Task goal =>
Out of all the lines below, count those with the word "дискинезия". Give the number only.

Data extract =>
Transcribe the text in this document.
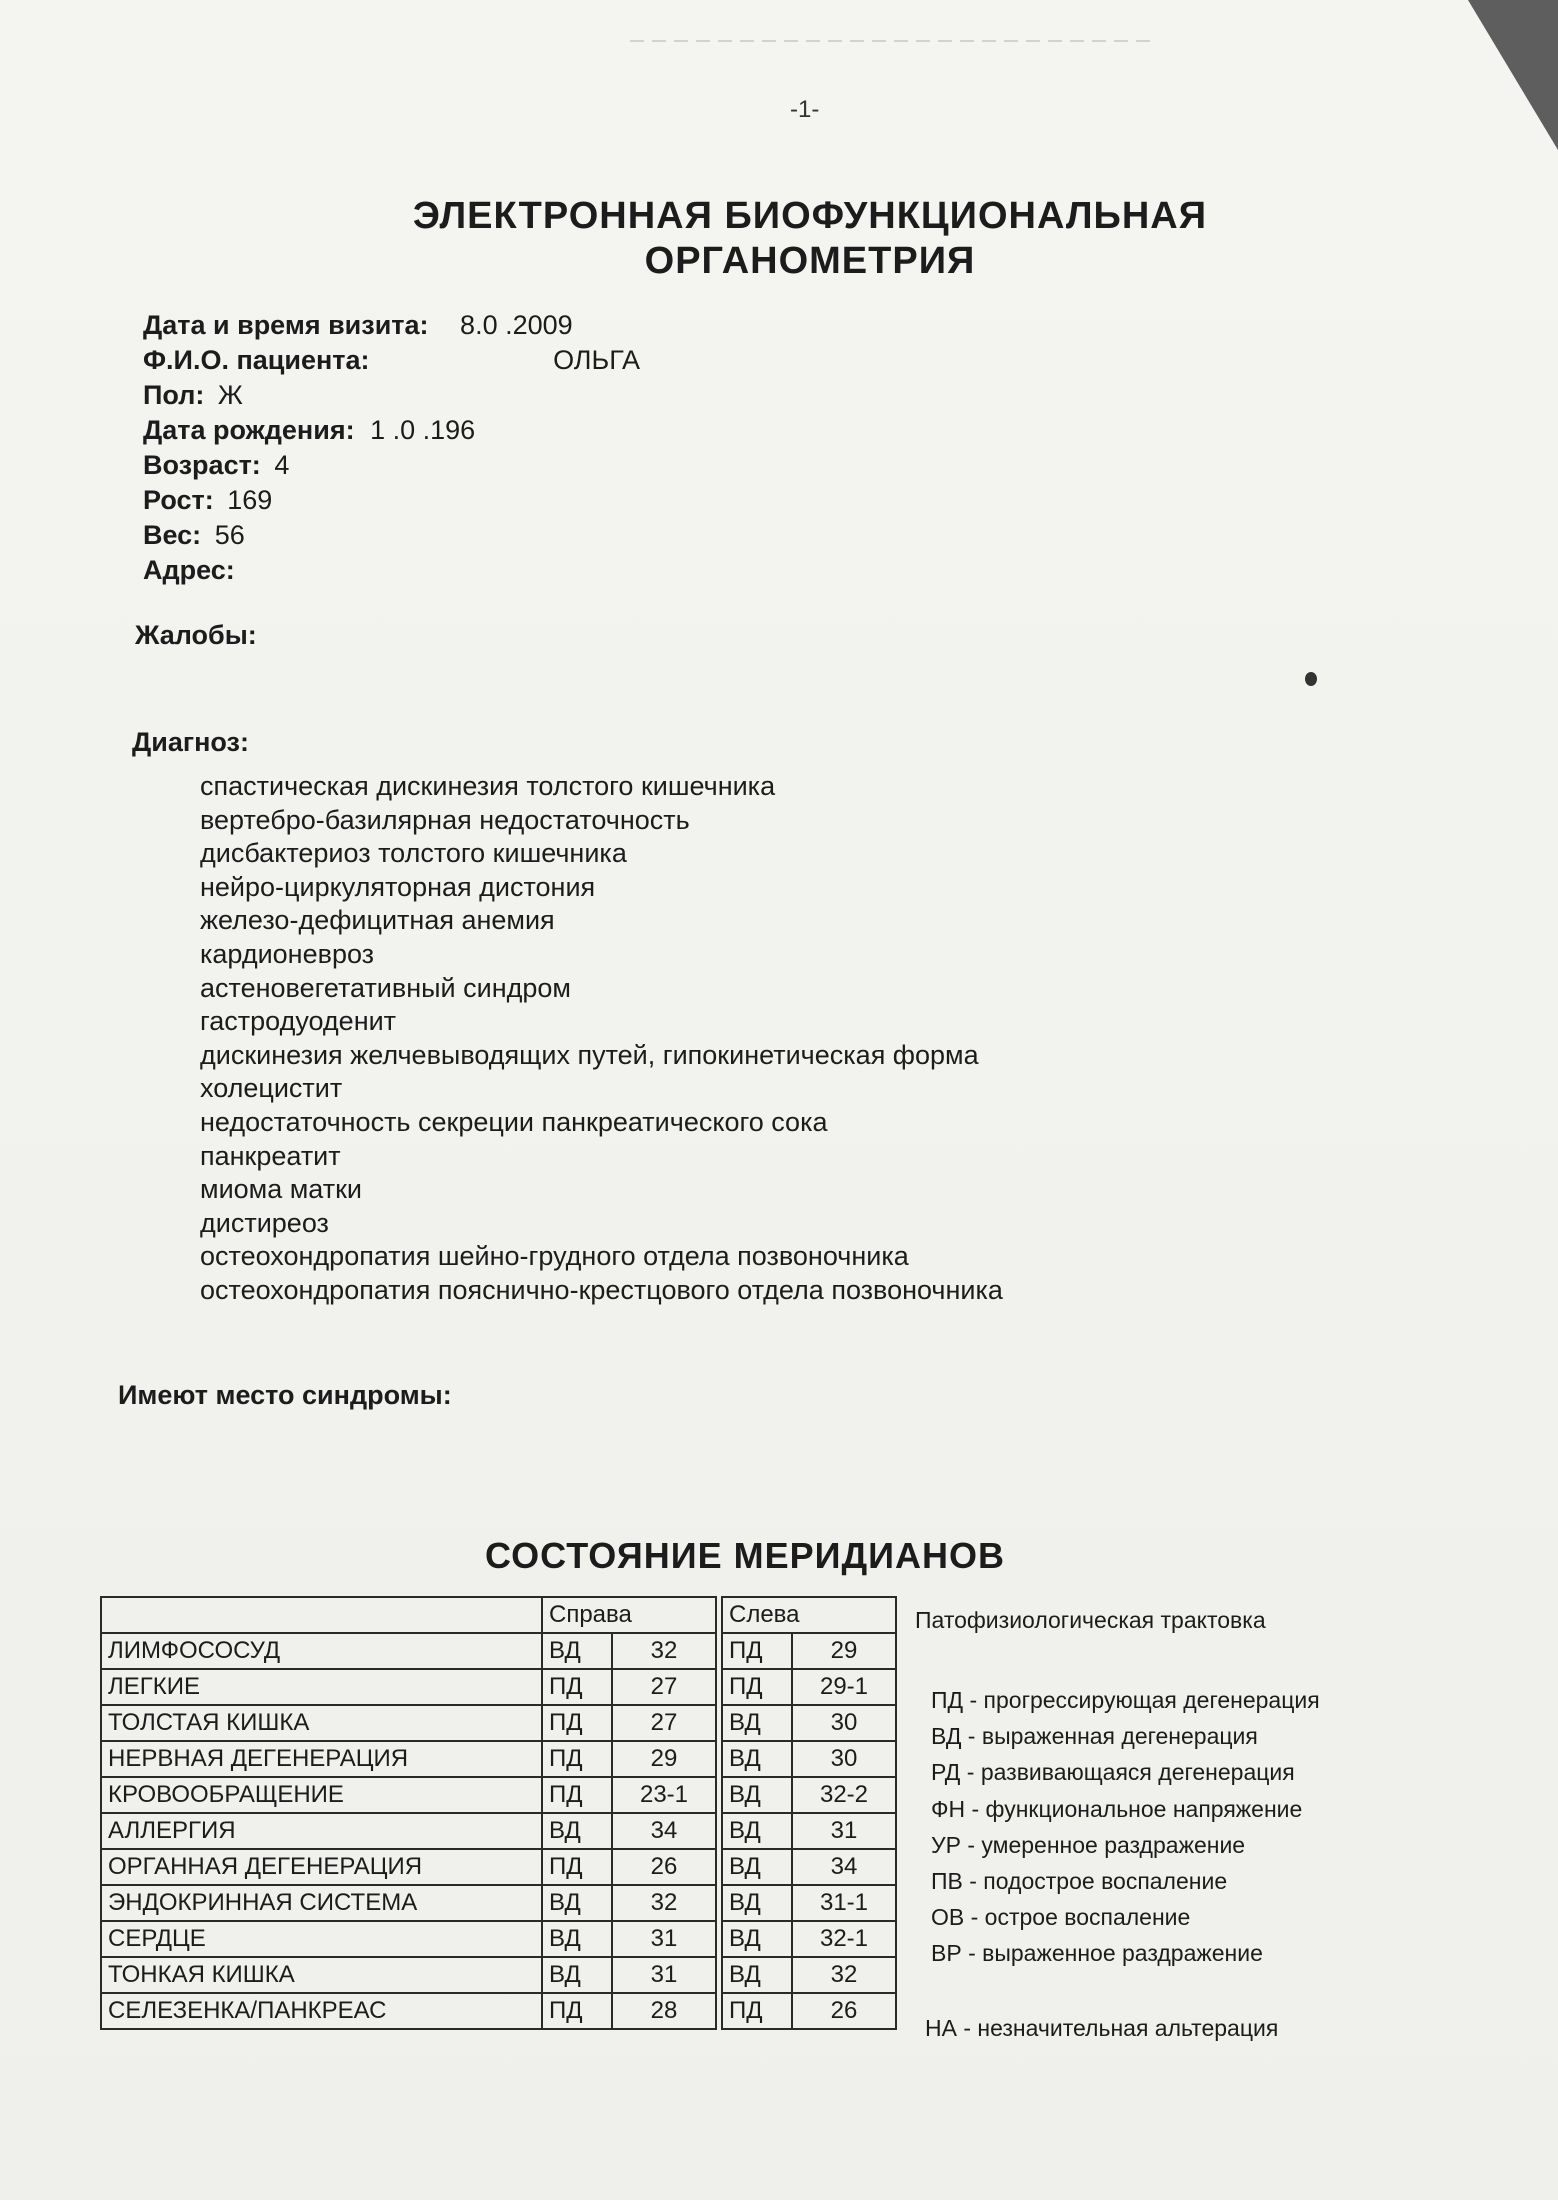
-1-
ЭЛЕКТРОННАЯ БИОФУНКЦИОНАЛЬНАЯ
ОРГАНОМЕТРИЯ
Дата и время визита: 8.0 .2009
Ф.И.О. пациента:	ОЛЬГА
Пол: Ж
Дата рождения: 1 .0 .196
Возраст: 4
Рост: 169
Вес: 56
Адрес:
Жалобы:
Диагноз:
спастическая дискинезия толстого кишечника
вертебро-базилярная недостаточность
дисбактериоз толстого кишечника
нейро-циркуляторная дистония
железо-дефицитная анемия
кардионевроз
астеновегетативный синдром
гастродуоденит
дискинезия желчевыводящих путей, гипокинетическая форма
холецистит
недостаточность секреции панкреатического сока
панкреатит
миома матки
дистиреоз
остеохондропатия шейно-грудного отдела позвоночника
остеохондропатия пояснично-крестцового отдела позвоночника
Имеют место синдромы:
СОСТОЯНИЕ МЕРИДИАНОВ
	Справа			Слева	
ЛИМФОСОСУД	ВД	32		ПД	29
ЛЕГКИЕ	ПД	27		ПД	29-1
ТОЛСТАЯ КИШКА	ПД	27		ВД	30
НЕРВНАЯ ДЕГЕНЕРАЦИЯ	ПД	29		ВД	30
КРОВООБРАЩЕНИЕ	ПД	23-1		ВД	32-2
АЛЛЕРГИЯ	ВД	34		ВД	31
ОРГАННАЯ ДЕГЕНЕРАЦИЯ	ПД	26		ВД	34
ЭНДОКРИННАЯ СИСТЕМА	ВД	32		ВД	31-1
СЕРДЦЕ	ВД	31		ВД	32-1
ТОНКАЯ КИШКА	ВД	31		ВД	32
СЕЛЕЗЕНКА/ПАНКРЕАС	ПД	28		ПД	26
Патофизиологическая трактовка
ПД - прогрессирующая дегенерация
ВД - выраженная дегенерация
РД - развивающаяся дегенерация
ФН - функциональное напряжение
УР - умеренное раздражение
ПВ - подострое воспаление
ОВ - острое воспаление
ВР - выраженное раздражение
НА - незначительная альтерация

Final answer =>
2